GIVEN INFORMATION:
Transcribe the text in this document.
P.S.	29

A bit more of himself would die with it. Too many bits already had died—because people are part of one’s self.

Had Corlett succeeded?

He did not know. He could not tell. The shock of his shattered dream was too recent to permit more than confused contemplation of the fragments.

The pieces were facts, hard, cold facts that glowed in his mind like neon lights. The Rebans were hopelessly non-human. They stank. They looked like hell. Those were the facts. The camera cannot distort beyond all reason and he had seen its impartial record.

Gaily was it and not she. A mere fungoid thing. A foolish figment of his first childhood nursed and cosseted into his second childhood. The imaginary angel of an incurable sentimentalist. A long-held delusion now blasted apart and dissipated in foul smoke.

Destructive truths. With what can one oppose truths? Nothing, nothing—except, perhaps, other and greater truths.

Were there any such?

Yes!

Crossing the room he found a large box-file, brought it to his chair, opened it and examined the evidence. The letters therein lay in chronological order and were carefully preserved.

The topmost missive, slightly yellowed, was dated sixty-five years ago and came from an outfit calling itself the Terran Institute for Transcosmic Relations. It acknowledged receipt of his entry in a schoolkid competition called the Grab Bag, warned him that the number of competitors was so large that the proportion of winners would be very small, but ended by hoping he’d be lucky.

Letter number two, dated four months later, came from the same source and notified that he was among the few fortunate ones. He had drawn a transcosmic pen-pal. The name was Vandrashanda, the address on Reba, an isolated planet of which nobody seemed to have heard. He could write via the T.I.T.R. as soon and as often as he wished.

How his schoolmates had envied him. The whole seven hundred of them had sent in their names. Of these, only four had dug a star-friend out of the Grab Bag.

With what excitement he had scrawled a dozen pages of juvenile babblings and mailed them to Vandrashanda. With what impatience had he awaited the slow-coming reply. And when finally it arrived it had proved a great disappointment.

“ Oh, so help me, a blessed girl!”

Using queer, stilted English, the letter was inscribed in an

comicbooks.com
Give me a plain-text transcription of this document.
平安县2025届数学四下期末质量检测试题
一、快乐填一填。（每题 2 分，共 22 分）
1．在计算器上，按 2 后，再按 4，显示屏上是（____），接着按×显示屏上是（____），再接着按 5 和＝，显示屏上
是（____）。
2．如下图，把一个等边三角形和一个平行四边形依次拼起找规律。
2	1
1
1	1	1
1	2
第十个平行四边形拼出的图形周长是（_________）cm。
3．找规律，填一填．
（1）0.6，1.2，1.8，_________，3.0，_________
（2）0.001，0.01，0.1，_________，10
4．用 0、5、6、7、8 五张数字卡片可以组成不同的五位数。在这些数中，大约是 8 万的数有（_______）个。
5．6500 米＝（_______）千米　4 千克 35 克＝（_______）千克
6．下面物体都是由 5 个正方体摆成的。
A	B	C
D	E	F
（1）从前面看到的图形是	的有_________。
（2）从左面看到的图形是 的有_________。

EXERCISE PROMPT: Each line holding "text" must be found and copied.

ANSWER IN FULL:
Transcribe the text in this document.
Give me a plain-text transcription of this document.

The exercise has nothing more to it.